» **SHORT EXERCISE**:
Make an exact copy of all the entries, but do not reproduce the pictures.

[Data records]
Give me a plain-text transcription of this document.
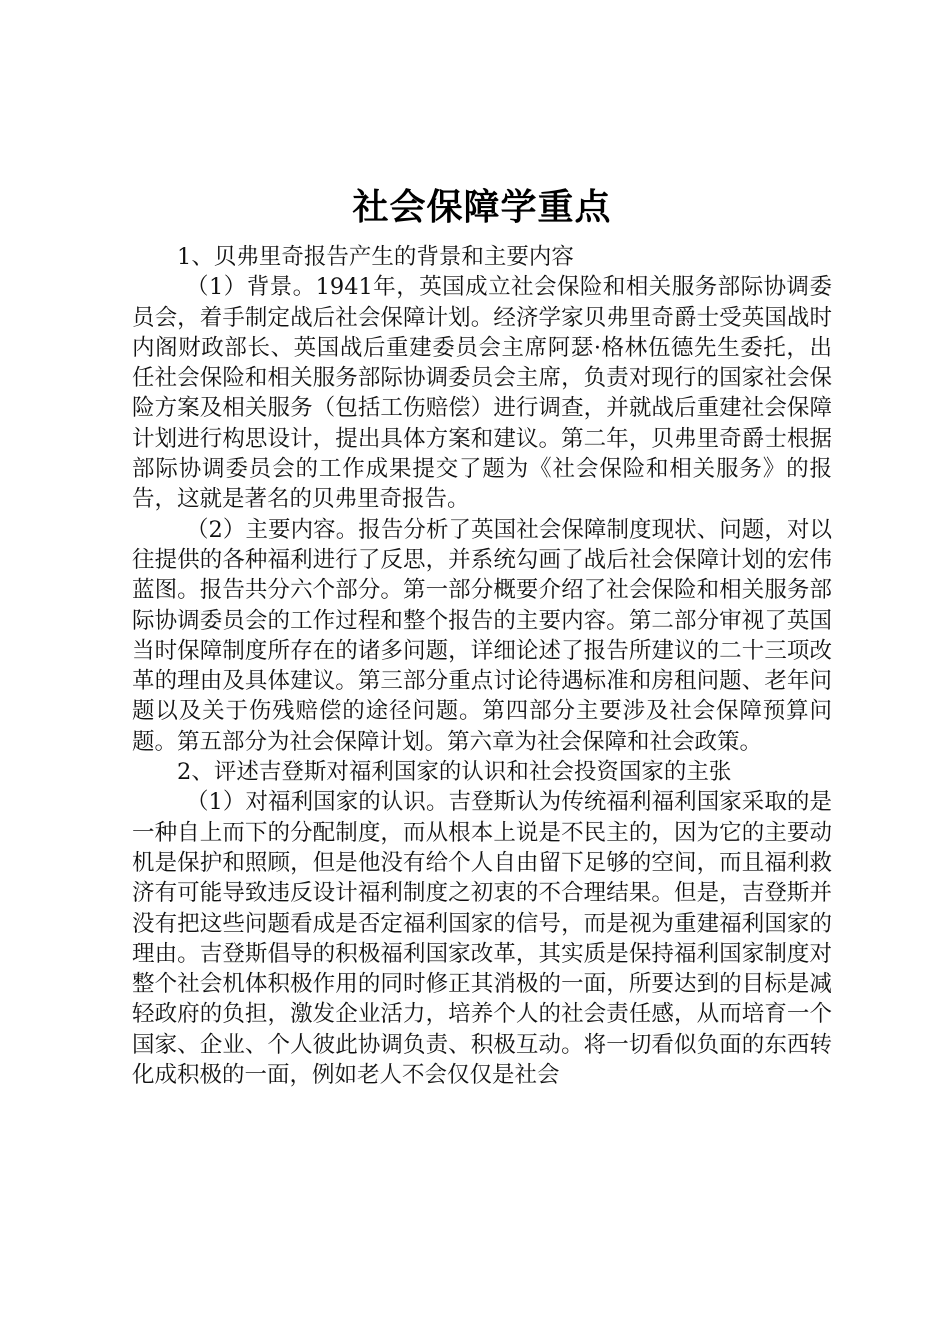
社会保障学重点

1、贝弗里奇报告产生的背景和主要内容

（1）背景。1941年，英国成立社会保险和相关服务部际协调委员会，着手制定战后社会保障计划。经济学家贝弗里奇爵士受英国战时内阁财政部长、英国战后重建委员会主席阿瑟·格林伍德先生委托，出任社会保险和相关服务部际协调委员会主席，负责对现行的国家社会保险方案及相关服务（包括工伤赔偿）进行调查，并就战后重建社会保障计划进行构思设计，提出具体方案和建议。第二年，贝弗里奇爵士根据部际协调委员会的工作成果提交了题为《社会保险和相关服务》的报告，这就是著名的贝弗里奇报告。

（2）主要内容。报告分析了英国社会保障制度现状、问题，对以往提供的各种福利进行了反思，并系统勾画了战后社会保障计划的宏伟蓝图。报告共分六个部分。第一部分概要介绍了社会保险和相关服务部际协调委员会的工作过程和整个报告的主要内容。第二部分审视了英国当时保障制度所存在的诸多问题，详细论述了报告所建议的二十三项改革的理由及具体建议。第三部分重点讨论待遇标准和房租问题、老年问题以及关于伤残赔偿的途径问题。第四部分主要涉及社会保障预算问题。第五部分为社会保障计划。第六章为社会保障和社会政策。

2、评述吉登斯对福利国家的认识和社会投资国家的主张

（1）对福利国家的认识。吉登斯认为传统福利福利国家采取的是一种自上而下的分配制度，而从根本上说是不民主的，因为它的主要动机是保护和照顾，但是他没有给个人自由留下足够的空间，而且福利救济有可能导致违反设计福利制度之初衷的不合理结果。但是，吉登斯并没有把这些问题看成是否定福利国家的信号，而是视为重建福利国家的理由。吉登斯倡导的积极福利国家改革，其实质是保持福利国家制度对整个社会机体积极作用的同时修正其消极的一面，所要达到的目标是减轻政府的负担，激发企业活力，培养个人的社会责任感，从而培育一个国家、企业、个人彼此协调负责、积极互动。将一切看似负面的东西转化成积极的一面，例如老人不会仅仅是社会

» **TASK OUTPUT**:
Give me a plain-text transcription of this document.
社会保障学重点

1、贝弗里奇报告产生的背景和主要内容

（1）背景。1941年，英国成立社会保险和相关服务部际协调委员会，着手制定战后社会保障计划。经济学家贝弗里奇爵士受英国战时内阁财政部长、英国战后重建委员会主席阿瑟·格林伍德先生委托，出任社会保险和相关服务部际协调委员会主席，负责对现行的国家社会保险方案及相关服务（包括工伤赔偿）进行调查，并就战后重建社会保障计划进行构思设计，提出具体方案和建议。第二年，贝弗里奇爵士根据部际协调委员会的工作成果提交了题为《社会保险和相关服务》的报告，这就是著名的贝弗里奇报告。

（2）主要内容。报告分析了英国社会保障制度现状、问题，对以往提供的各种福利进行了反思，并系统勾画了战后社会保障计划的宏伟蓝图。报告共分六个部分。第一部分概要介绍了社会保险和相关服务部际协调委员会的工作过程和整个报告的主要内容。第二部分审视了英国当时保障制度所存在的诸多问题，详细论述了报告所建议的二十三项改革的理由及具体建议。第三部分重点讨论待遇标准和房租问题、老年问题以及关于伤残赔偿的途径问题。第四部分主要涉及社会保障预算问题。第五部分为社会保障计划。第六章为社会保障和社会政策。

2、评述吉登斯对福利国家的认识和社会投资国家的主张

（1）对福利国家的认识。吉登斯认为传统福利福利国家采取的是一种自上而下的分配制度，而从根本上说是不民主的，因为它的主要动机是保护和照顾，但是他没有给个人自由留下足够的空间，而且福利救济有可能导致违反设计福利制度之初衷的不合理结果。但是，吉登斯并没有把这些问题看成是否定福利国家的信号，而是视为重建福利国家的理由。吉登斯倡导的积极福利国家改革，其实质是保持福利国家制度对整个社会机体积极作用的同时修正其消极的一面，所要达到的目标是减轻政府的负担，激发企业活力，培养个人的社会责任感，从而培育一个国家、企业、个人彼此协调负责、积极互动。将一切看似负面的东西转化成积极的一面，例如老人不会仅仅是社会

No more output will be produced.